- EXTRACTED ENTRIES:
========

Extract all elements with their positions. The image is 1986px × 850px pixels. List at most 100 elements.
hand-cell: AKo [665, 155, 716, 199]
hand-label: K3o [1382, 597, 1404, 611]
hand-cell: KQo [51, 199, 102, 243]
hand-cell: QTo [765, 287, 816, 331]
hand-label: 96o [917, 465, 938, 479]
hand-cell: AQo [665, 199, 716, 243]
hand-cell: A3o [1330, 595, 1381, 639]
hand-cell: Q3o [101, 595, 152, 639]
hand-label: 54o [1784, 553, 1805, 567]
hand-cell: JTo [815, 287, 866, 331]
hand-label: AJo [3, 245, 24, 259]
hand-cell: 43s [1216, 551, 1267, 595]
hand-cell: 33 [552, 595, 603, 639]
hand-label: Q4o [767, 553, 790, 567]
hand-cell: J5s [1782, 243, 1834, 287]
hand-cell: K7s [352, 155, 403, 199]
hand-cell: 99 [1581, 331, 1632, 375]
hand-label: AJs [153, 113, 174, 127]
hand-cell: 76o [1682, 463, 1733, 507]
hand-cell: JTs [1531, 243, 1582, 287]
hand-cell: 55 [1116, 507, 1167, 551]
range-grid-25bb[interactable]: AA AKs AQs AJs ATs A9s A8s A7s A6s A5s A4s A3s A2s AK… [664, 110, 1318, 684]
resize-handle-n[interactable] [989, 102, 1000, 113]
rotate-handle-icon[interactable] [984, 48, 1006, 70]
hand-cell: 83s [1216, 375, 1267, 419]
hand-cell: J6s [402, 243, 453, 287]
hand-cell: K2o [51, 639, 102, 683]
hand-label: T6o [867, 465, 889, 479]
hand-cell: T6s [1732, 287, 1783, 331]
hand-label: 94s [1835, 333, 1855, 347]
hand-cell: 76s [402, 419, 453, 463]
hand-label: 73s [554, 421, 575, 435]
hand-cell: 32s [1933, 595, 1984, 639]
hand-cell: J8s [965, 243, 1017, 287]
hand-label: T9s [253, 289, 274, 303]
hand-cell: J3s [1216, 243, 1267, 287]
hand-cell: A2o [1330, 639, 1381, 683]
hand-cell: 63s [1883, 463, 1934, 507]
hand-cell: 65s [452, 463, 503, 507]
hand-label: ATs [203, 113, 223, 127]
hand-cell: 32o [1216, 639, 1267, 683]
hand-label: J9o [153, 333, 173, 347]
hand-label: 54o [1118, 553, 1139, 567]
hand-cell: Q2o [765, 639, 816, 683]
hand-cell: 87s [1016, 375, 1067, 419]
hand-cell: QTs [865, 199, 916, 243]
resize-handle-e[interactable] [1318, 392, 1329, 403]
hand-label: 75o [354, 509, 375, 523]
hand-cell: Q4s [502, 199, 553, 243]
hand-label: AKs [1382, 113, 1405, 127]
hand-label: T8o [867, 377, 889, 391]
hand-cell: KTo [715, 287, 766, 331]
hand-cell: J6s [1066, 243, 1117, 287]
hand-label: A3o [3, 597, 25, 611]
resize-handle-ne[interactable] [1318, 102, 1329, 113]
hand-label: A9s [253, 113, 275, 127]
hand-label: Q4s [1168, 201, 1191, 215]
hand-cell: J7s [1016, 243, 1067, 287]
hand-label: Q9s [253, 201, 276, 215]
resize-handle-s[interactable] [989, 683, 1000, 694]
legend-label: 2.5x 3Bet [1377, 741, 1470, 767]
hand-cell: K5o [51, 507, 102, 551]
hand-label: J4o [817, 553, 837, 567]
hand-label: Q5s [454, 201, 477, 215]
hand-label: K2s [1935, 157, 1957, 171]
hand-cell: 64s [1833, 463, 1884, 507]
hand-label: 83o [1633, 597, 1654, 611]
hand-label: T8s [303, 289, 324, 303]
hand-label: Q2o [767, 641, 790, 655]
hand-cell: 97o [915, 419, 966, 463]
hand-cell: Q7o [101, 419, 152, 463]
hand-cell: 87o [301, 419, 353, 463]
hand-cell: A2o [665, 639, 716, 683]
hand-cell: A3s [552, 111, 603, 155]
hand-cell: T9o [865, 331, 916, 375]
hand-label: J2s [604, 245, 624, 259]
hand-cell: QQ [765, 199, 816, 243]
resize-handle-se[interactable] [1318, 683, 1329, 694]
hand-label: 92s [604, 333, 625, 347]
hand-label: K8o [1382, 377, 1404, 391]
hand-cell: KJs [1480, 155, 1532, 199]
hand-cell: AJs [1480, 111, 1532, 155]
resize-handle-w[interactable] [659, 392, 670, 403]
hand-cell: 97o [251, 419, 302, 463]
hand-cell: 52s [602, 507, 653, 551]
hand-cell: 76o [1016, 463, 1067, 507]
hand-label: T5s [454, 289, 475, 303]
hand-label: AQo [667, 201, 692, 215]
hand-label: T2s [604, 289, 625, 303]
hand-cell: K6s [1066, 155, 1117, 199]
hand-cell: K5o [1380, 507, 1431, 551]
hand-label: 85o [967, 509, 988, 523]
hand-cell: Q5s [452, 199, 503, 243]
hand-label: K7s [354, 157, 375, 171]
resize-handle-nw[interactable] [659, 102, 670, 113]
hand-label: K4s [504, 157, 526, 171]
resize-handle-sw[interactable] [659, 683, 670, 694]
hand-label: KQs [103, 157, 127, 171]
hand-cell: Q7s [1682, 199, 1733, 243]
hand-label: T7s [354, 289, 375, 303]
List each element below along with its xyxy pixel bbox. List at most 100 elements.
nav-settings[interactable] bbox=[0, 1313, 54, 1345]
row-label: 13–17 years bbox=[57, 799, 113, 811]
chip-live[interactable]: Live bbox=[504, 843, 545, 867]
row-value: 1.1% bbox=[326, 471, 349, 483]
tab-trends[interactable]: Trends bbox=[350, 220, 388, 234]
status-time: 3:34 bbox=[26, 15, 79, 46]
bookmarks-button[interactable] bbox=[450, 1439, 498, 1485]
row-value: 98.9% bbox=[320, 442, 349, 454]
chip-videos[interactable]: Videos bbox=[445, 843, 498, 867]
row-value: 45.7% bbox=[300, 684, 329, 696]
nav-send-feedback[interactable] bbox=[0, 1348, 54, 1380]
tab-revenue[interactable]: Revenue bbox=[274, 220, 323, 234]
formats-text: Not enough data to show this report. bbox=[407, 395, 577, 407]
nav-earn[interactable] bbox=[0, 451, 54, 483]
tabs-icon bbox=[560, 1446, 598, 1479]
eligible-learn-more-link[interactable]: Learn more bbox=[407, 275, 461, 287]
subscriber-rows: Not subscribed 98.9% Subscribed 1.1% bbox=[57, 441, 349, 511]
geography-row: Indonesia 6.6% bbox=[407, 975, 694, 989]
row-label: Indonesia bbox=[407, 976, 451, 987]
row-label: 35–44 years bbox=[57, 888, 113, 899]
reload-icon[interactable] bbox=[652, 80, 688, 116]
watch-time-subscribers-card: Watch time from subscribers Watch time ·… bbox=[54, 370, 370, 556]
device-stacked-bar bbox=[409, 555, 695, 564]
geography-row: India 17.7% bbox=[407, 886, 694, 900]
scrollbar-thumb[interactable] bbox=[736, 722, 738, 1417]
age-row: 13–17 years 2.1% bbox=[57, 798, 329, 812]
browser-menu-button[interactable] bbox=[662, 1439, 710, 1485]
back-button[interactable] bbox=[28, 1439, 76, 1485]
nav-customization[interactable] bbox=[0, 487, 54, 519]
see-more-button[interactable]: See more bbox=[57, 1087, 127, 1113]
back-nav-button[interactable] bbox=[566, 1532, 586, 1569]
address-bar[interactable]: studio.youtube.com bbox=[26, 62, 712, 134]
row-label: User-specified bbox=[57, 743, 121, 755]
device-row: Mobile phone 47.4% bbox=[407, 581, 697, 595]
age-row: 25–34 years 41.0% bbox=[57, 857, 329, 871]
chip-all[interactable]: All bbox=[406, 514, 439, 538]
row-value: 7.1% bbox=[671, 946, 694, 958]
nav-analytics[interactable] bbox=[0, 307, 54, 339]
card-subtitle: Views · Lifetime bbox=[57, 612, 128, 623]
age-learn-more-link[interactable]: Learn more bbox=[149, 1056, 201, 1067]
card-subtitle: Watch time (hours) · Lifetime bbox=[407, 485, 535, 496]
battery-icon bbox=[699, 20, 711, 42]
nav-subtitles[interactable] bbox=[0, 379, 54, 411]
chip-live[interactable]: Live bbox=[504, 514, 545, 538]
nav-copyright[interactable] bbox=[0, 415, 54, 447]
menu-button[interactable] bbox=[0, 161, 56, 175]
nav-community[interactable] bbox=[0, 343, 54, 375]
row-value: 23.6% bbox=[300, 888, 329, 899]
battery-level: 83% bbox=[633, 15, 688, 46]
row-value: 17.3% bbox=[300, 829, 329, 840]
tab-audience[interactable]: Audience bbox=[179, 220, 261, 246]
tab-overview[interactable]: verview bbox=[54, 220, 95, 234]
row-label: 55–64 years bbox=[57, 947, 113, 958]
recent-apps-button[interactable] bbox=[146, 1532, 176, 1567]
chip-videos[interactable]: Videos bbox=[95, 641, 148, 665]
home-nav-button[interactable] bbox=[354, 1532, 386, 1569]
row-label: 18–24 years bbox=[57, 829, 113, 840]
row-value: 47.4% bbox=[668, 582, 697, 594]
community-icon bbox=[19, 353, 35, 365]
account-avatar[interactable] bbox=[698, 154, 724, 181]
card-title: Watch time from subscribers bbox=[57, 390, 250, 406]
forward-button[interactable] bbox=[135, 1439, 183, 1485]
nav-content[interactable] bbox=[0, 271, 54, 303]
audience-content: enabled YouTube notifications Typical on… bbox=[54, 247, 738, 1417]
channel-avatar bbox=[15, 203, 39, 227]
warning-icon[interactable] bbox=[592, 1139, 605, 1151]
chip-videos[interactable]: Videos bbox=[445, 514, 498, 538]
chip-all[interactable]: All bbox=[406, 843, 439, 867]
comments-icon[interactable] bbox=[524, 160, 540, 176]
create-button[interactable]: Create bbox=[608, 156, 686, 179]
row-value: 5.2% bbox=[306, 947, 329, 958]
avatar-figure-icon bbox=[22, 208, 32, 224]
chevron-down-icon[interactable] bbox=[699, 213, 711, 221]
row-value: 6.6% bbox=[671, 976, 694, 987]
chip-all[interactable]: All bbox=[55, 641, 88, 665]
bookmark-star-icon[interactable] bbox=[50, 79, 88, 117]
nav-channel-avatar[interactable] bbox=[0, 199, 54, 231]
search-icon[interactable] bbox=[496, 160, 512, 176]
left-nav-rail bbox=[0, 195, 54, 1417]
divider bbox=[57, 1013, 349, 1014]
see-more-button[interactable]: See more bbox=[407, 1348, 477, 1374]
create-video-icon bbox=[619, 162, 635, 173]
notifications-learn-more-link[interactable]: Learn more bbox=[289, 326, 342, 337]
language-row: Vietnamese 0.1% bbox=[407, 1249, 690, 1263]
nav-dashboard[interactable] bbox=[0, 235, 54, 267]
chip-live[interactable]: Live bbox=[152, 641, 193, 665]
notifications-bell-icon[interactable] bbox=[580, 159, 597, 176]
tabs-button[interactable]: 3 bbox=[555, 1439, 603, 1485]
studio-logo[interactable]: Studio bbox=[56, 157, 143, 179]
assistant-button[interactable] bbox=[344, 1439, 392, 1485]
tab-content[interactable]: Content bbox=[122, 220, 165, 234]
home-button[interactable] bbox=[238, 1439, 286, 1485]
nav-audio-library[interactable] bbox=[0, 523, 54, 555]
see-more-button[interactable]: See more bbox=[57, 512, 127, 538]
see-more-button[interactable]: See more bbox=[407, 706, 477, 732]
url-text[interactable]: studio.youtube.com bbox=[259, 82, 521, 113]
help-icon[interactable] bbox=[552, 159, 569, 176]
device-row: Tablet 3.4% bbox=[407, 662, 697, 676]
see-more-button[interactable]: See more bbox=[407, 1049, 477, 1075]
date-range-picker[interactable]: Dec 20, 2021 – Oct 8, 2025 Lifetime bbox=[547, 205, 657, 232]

========

Can you reproduce the data verbatim, from its first line up to and including the line containing "hand-label: 75o [354, 509, 375, 523]"?

- PROBLEM SOLUTION:
Extract all elements with their positions. The image is 1986px × 850px pixels. List at most 100 elements.
hand-cell: AKo [665, 155, 716, 199]
hand-label: K3o [1382, 597, 1404, 611]
hand-cell: KQo [51, 199, 102, 243]
hand-cell: QTo [765, 287, 816, 331]
hand-label: 96o [917, 465, 938, 479]
hand-cell: AQo [665, 199, 716, 243]
hand-cell: A3o [1330, 595, 1381, 639]
hand-cell: Q3o [101, 595, 152, 639]
hand-label: 54o [1784, 553, 1805, 567]
hand-cell: JTo [815, 287, 866, 331]
hand-label: AJo [3, 245, 24, 259]
hand-cell: 43s [1216, 551, 1267, 595]
hand-cell: 33 [552, 595, 603, 639]
hand-label: Q4o [767, 553, 790, 567]
hand-cell: J5s [1782, 243, 1834, 287]
hand-cell: K7s [352, 155, 403, 199]
hand-cell: 99 [1581, 331, 1632, 375]
hand-label: AJs [153, 113, 174, 127]
hand-cell: 76o [1682, 463, 1733, 507]
hand-cell: JTs [1531, 243, 1582, 287]
hand-cell: 55 [1116, 507, 1167, 551]
range-grid-25bb[interactable]: AA AKs AQs AJs ATs A9s A8s A7s A6s A5s A4s A3s A2s AK… [664, 110, 1318, 684]
resize-handle-n[interactable] [989, 102, 1000, 113]
rotate-handle-icon[interactable] [984, 48, 1006, 70]
hand-cell: 83s [1216, 375, 1267, 419]
hand-cell: J6s [402, 243, 453, 287]
hand-cell: K2o [51, 639, 102, 683]
hand-label: T6o [867, 465, 889, 479]
hand-cell: T6s [1732, 287, 1783, 331]
hand-label: 94s [1835, 333, 1855, 347]
hand-cell: 76s [402, 419, 453, 463]
hand-label: 73s [554, 421, 575, 435]
hand-cell: 32s [1933, 595, 1984, 639]
hand-cell: J8s [965, 243, 1017, 287]
hand-label: T9s [253, 289, 274, 303]
hand-cell: J3s [1216, 243, 1267, 287]
hand-cell: A2o [1330, 639, 1381, 683]
hand-cell: 63s [1883, 463, 1934, 507]
hand-cell: 65s [452, 463, 503, 507]
hand-label: ATs [203, 113, 223, 127]
hand-cell: 32o [1216, 639, 1267, 683]
hand-label: J9o [153, 333, 173, 347]
hand-label: 54o [1118, 553, 1139, 567]
hand-cell: Q2o [765, 639, 816, 683]
hand-cell: 87s [1016, 375, 1067, 419]
hand-cell: QTs [865, 199, 916, 243]
resize-handle-e[interactable] [1318, 392, 1329, 403]
hand-label: 75o [354, 509, 375, 523]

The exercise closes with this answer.